■ **Entries provided**:
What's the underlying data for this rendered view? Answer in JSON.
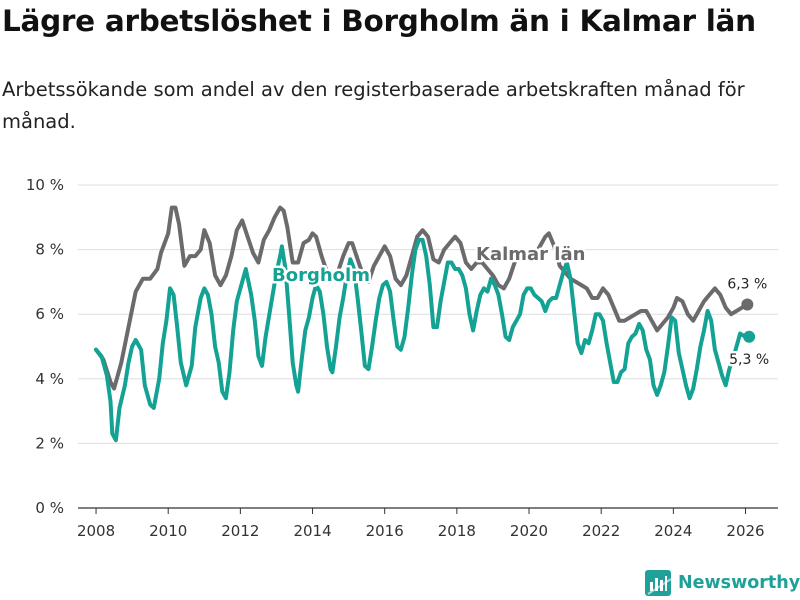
{
  "header": {
    "title": "Lägre arbetslöshet i Borgholm än i Kalmar län",
    "subtitle": "Arbetssökande som andel av den registerbaserade arbetskraften månad för månad."
  },
  "brand": {
    "name": "Newsworthy"
  },
  "colors": {
    "kalmar": "#6b6b6e",
    "borgholm": "#13a293",
    "grid": "#dddddd",
    "text": "#333333"
  },
  "chart_data": {
    "type": "line",
    "title": "Lägre arbetslöshet i Borgholm än i Kalmar län",
    "subtitle": "Arbetssökande som andel av den registerbaserade arbetskraften månad för månad.",
    "xlabel": "",
    "ylabel": "",
    "xlim": [
      2007.5,
      2026.9
    ],
    "ylim": [
      0,
      10
    ],
    "x_ticks": [
      2008,
      2010,
      2012,
      2014,
      2016,
      2018,
      2020,
      2022,
      2024,
      2026
    ],
    "x_tick_labels": [
      "2008",
      "2010",
      "2012",
      "2014",
      "2016",
      "2018",
      "2020",
      "2022",
      "2024",
      "2026"
    ],
    "y_ticks": [
      0,
      2,
      4,
      6,
      8,
      10
    ],
    "y_tick_labels": [
      "0 %",
      "2 %",
      "4 %",
      "6 %",
      "8 %",
      "10 %"
    ],
    "grid": true,
    "series": [
      {
        "name": "Kalmar län",
        "label": "Kalmar län",
        "end_label": "6,3 %",
        "points": [
          [
            2008.0,
            4.9
          ],
          [
            2008.2,
            4.6
          ],
          [
            2008.4,
            3.9
          ],
          [
            2008.5,
            3.7
          ],
          [
            2008.7,
            4.5
          ],
          [
            2008.9,
            5.6
          ],
          [
            2009.1,
            6.7
          ],
          [
            2009.3,
            7.1
          ],
          [
            2009.5,
            7.1
          ],
          [
            2009.7,
            7.4
          ],
          [
            2009.8,
            7.9
          ],
          [
            2010.0,
            8.5
          ],
          [
            2010.1,
            9.3
          ],
          [
            2010.2,
            9.3
          ],
          [
            2010.3,
            8.8
          ],
          [
            2010.45,
            7.5
          ],
          [
            2010.6,
            7.8
          ],
          [
            2010.75,
            7.8
          ],
          [
            2010.9,
            8.0
          ],
          [
            2011.0,
            8.6
          ],
          [
            2011.15,
            8.2
          ],
          [
            2011.3,
            7.2
          ],
          [
            2011.45,
            6.9
          ],
          [
            2011.6,
            7.2
          ],
          [
            2011.75,
            7.8
          ],
          [
            2011.9,
            8.6
          ],
          [
            2012.05,
            8.9
          ],
          [
            2012.2,
            8.4
          ],
          [
            2012.35,
            7.9
          ],
          [
            2012.5,
            7.6
          ],
          [
            2012.65,
            8.3
          ],
          [
            2012.8,
            8.6
          ],
          [
            2012.95,
            9.0
          ],
          [
            2013.1,
            9.3
          ],
          [
            2013.2,
            9.2
          ],
          [
            2013.3,
            8.7
          ],
          [
            2013.45,
            7.6
          ],
          [
            2013.6,
            7.6
          ],
          [
            2013.75,
            8.2
          ],
          [
            2013.9,
            8.3
          ],
          [
            2014.0,
            8.5
          ],
          [
            2014.1,
            8.4
          ],
          [
            2014.25,
            7.8
          ],
          [
            2014.4,
            7.3
          ],
          [
            2014.55,
            7.1
          ],
          [
            2014.7,
            7.3
          ],
          [
            2014.85,
            7.8
          ],
          [
            2015.0,
            8.2
          ],
          [
            2015.1,
            8.2
          ],
          [
            2015.25,
            7.7
          ],
          [
            2015.4,
            7.2
          ],
          [
            2015.55,
            7.0
          ],
          [
            2015.7,
            7.5
          ],
          [
            2015.85,
            7.8
          ],
          [
            2016.0,
            8.1
          ],
          [
            2016.15,
            7.8
          ],
          [
            2016.3,
            7.1
          ],
          [
            2016.45,
            6.9
          ],
          [
            2016.6,
            7.2
          ],
          [
            2016.75,
            7.8
          ],
          [
            2016.9,
            8.4
          ],
          [
            2017.05,
            8.6
          ],
          [
            2017.2,
            8.4
          ],
          [
            2017.35,
            7.7
          ],
          [
            2017.5,
            7.6
          ],
          [
            2017.65,
            8.0
          ],
          [
            2017.8,
            8.2
          ],
          [
            2017.95,
            8.4
          ],
          [
            2018.1,
            8.2
          ],
          [
            2018.25,
            7.6
          ],
          [
            2018.4,
            7.4
          ],
          [
            2018.55,
            7.6
          ],
          [
            2018.7,
            7.6
          ],
          [
            2018.85,
            7.4
          ],
          [
            2019.0,
            7.2
          ],
          [
            2019.15,
            6.9
          ],
          [
            2019.3,
            6.8
          ],
          [
            2019.45,
            7.1
          ],
          [
            2019.6,
            7.6
          ],
          [
            2019.75,
            7.8
          ],
          [
            2019.9,
            7.9
          ],
          [
            2020.05,
            7.8
          ],
          [
            2020.2,
            7.9
          ],
          [
            2020.35,
            8.2
          ],
          [
            2020.45,
            8.4
          ],
          [
            2020.55,
            8.5
          ],
          [
            2020.7,
            8.1
          ],
          [
            2020.85,
            7.5
          ],
          [
            2021.0,
            7.3
          ],
          [
            2021.15,
            7.1
          ],
          [
            2021.3,
            7.0
          ],
          [
            2021.45,
            6.9
          ],
          [
            2021.6,
            6.8
          ],
          [
            2021.75,
            6.5
          ],
          [
            2021.9,
            6.5
          ],
          [
            2022.05,
            6.8
          ],
          [
            2022.2,
            6.6
          ],
          [
            2022.35,
            6.2
          ],
          [
            2022.5,
            5.8
          ],
          [
            2022.65,
            5.8
          ],
          [
            2022.8,
            5.9
          ],
          [
            2022.95,
            6.0
          ],
          [
            2023.1,
            6.1
          ],
          [
            2023.25,
            6.1
          ],
          [
            2023.4,
            5.8
          ],
          [
            2023.55,
            5.5
          ],
          [
            2023.7,
            5.7
          ],
          [
            2023.85,
            5.9
          ],
          [
            2024.0,
            6.2
          ],
          [
            2024.1,
            6.5
          ],
          [
            2024.25,
            6.4
          ],
          [
            2024.4,
            6.0
          ],
          [
            2024.55,
            5.8
          ],
          [
            2024.7,
            6.1
          ],
          [
            2024.85,
            6.4
          ],
          [
            2025.0,
            6.6
          ],
          [
            2025.15,
            6.8
          ],
          [
            2025.3,
            6.6
          ],
          [
            2025.45,
            6.2
          ],
          [
            2025.6,
            6.0
          ],
          [
            2025.75,
            6.1
          ],
          [
            2025.9,
            6.2
          ],
          [
            2026.05,
            6.3
          ]
        ]
      },
      {
        "name": "Borgholm",
        "label": "Borgholm",
        "end_label": "5,3 %",
        "points": [
          [
            2008.0,
            4.9
          ],
          [
            2008.15,
            4.7
          ],
          [
            2008.3,
            4.1
          ],
          [
            2008.4,
            3.3
          ],
          [
            2008.45,
            2.3
          ],
          [
            2008.55,
            2.1
          ],
          [
            2008.65,
            3.1
          ],
          [
            2008.8,
            3.8
          ],
          [
            2008.9,
            4.5
          ],
          [
            2009.0,
            5.0
          ],
          [
            2009.1,
            5.2
          ],
          [
            2009.25,
            4.9
          ],
          [
            2009.35,
            3.8
          ],
          [
            2009.5,
            3.2
          ],
          [
            2009.6,
            3.1
          ],
          [
            2009.75,
            4.0
          ],
          [
            2009.85,
            5.1
          ],
          [
            2009.95,
            5.8
          ],
          [
            2010.05,
            6.8
          ],
          [
            2010.15,
            6.6
          ],
          [
            2010.25,
            5.6
          ],
          [
            2010.35,
            4.5
          ],
          [
            2010.5,
            3.8
          ],
          [
            2010.65,
            4.4
          ],
          [
            2010.75,
            5.6
          ],
          [
            2010.9,
            6.5
          ],
          [
            2011.0,
            6.8
          ],
          [
            2011.1,
            6.6
          ],
          [
            2011.2,
            6.0
          ],
          [
            2011.3,
            5.0
          ],
          [
            2011.4,
            4.5
          ],
          [
            2011.5,
            3.6
          ],
          [
            2011.6,
            3.4
          ],
          [
            2011.7,
            4.2
          ],
          [
            2011.8,
            5.5
          ],
          [
            2011.9,
            6.4
          ],
          [
            2012.05,
            7.0
          ],
          [
            2012.15,
            7.4
          ],
          [
            2012.3,
            6.6
          ],
          [
            2012.4,
            5.8
          ],
          [
            2012.5,
            4.7
          ],
          [
            2012.6,
            4.4
          ],
          [
            2012.7,
            5.3
          ],
          [
            2012.85,
            6.3
          ],
          [
            2013.0,
            7.3
          ],
          [
            2013.1,
            7.8
          ],
          [
            2013.15,
            8.1
          ],
          [
            2013.25,
            7.4
          ],
          [
            2013.35,
            6.0
          ],
          [
            2013.45,
            4.5
          ],
          [
            2013.55,
            3.8
          ],
          [
            2013.6,
            3.6
          ],
          [
            2013.7,
            4.6
          ],
          [
            2013.8,
            5.5
          ],
          [
            2013.9,
            5.9
          ],
          [
            2014.0,
            6.5
          ],
          [
            2014.1,
            6.9
          ],
          [
            2014.2,
            6.7
          ],
          [
            2014.3,
            6.0
          ],
          [
            2014.4,
            5.0
          ],
          [
            2014.5,
            4.3
          ],
          [
            2014.55,
            4.2
          ],
          [
            2014.65,
            5.0
          ],
          [
            2014.75,
            5.9
          ],
          [
            2014.85,
            6.5
          ],
          [
            2014.95,
            7.2
          ],
          [
            2015.05,
            7.7
          ],
          [
            2015.15,
            7.4
          ],
          [
            2015.25,
            6.5
          ],
          [
            2015.35,
            5.5
          ],
          [
            2015.45,
            4.4
          ],
          [
            2015.55,
            4.3
          ],
          [
            2015.65,
            5.0
          ],
          [
            2015.75,
            5.8
          ],
          [
            2015.85,
            6.5
          ],
          [
            2015.95,
            6.9
          ],
          [
            2016.05,
            7.0
          ],
          [
            2016.15,
            6.7
          ],
          [
            2016.25,
            5.8
          ],
          [
            2016.35,
            5.0
          ],
          [
            2016.45,
            4.9
          ],
          [
            2016.55,
            5.3
          ],
          [
            2016.65,
            6.2
          ],
          [
            2016.75,
            7.2
          ],
          [
            2016.85,
            8.0
          ],
          [
            2016.95,
            8.3
          ],
          [
            2017.05,
            8.3
          ],
          [
            2017.15,
            7.8
          ],
          [
            2017.25,
            6.9
          ],
          [
            2017.35,
            5.6
          ],
          [
            2017.45,
            5.6
          ],
          [
            2017.55,
            6.4
          ],
          [
            2017.65,
            7.0
          ],
          [
            2017.75,
            7.6
          ],
          [
            2017.85,
            7.6
          ],
          [
            2017.95,
            7.4
          ],
          [
            2018.05,
            7.4
          ],
          [
            2018.15,
            7.2
          ],
          [
            2018.25,
            6.8
          ],
          [
            2018.35,
            6.0
          ],
          [
            2018.45,
            5.5
          ],
          [
            2018.55,
            6.1
          ],
          [
            2018.65,
            6.6
          ],
          [
            2018.75,
            6.8
          ],
          [
            2018.85,
            6.7
          ],
          [
            2018.95,
            7.1
          ],
          [
            2019.05,
            6.9
          ],
          [
            2019.15,
            6.6
          ],
          [
            2019.25,
            6.0
          ],
          [
            2019.35,
            5.3
          ],
          [
            2019.45,
            5.2
          ],
          [
            2019.55,
            5.6
          ],
          [
            2019.65,
            5.8
          ],
          [
            2019.75,
            6.0
          ],
          [
            2019.85,
            6.6
          ],
          [
            2019.95,
            6.8
          ],
          [
            2020.05,
            6.8
          ],
          [
            2020.15,
            6.6
          ],
          [
            2020.25,
            6.5
          ],
          [
            2020.35,
            6.4
          ],
          [
            2020.45,
            6.1
          ],
          [
            2020.55,
            6.4
          ],
          [
            2020.65,
            6.5
          ],
          [
            2020.75,
            6.5
          ],
          [
            2020.85,
            6.9
          ],
          [
            2020.95,
            7.3
          ],
          [
            2021.05,
            7.6
          ],
          [
            2021.15,
            7.1
          ],
          [
            2021.25,
            6.1
          ],
          [
            2021.35,
            5.1
          ],
          [
            2021.45,
            4.8
          ],
          [
            2021.55,
            5.2
          ],
          [
            2021.65,
            5.1
          ],
          [
            2021.75,
            5.5
          ],
          [
            2021.85,
            6.0
          ],
          [
            2021.95,
            6.0
          ],
          [
            2022.05,
            5.8
          ],
          [
            2022.15,
            5.1
          ],
          [
            2022.25,
            4.5
          ],
          [
            2022.35,
            3.9
          ],
          [
            2022.45,
            3.9
          ],
          [
            2022.55,
            4.2
          ],
          [
            2022.65,
            4.3
          ],
          [
            2022.75,
            5.1
          ],
          [
            2022.85,
            5.3
          ],
          [
            2022.95,
            5.4
          ],
          [
            2023.05,
            5.7
          ],
          [
            2023.15,
            5.5
          ],
          [
            2023.25,
            4.9
          ],
          [
            2023.35,
            4.6
          ],
          [
            2023.45,
            3.8
          ],
          [
            2023.55,
            3.5
          ],
          [
            2023.65,
            3.8
          ],
          [
            2023.75,
            4.2
          ],
          [
            2023.85,
            5.0
          ],
          [
            2023.95,
            5.9
          ],
          [
            2024.05,
            5.8
          ],
          [
            2024.15,
            4.8
          ],
          [
            2024.25,
            4.3
          ],
          [
            2024.35,
            3.8
          ],
          [
            2024.45,
            3.4
          ],
          [
            2024.55,
            3.7
          ],
          [
            2024.65,
            4.3
          ],
          [
            2024.75,
            5.0
          ],
          [
            2024.85,
            5.5
          ],
          [
            2024.95,
            6.1
          ],
          [
            2025.05,
            5.8
          ],
          [
            2025.15,
            4.9
          ],
          [
            2025.25,
            4.5
          ],
          [
            2025.35,
            4.1
          ],
          [
            2025.45,
            3.8
          ],
          [
            2025.55,
            4.3
          ],
          [
            2025.65,
            4.6
          ],
          [
            2025.75,
            5.0
          ],
          [
            2025.85,
            5.4
          ],
          [
            2026.0,
            5.3
          ],
          [
            2026.1,
            5.3
          ]
        ]
      }
    ]
  }
}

■ **Short task**: Find each line holding the word "registerbaserade" and copy it.

■ **Task answer**:
    "subtitle": "Arbetssökande som andel av den registerbaserade arbetskraften månad för månad."
    "subtitle": "Arbetssökande som andel av den registerbaserade arbetskraften månad för månad.",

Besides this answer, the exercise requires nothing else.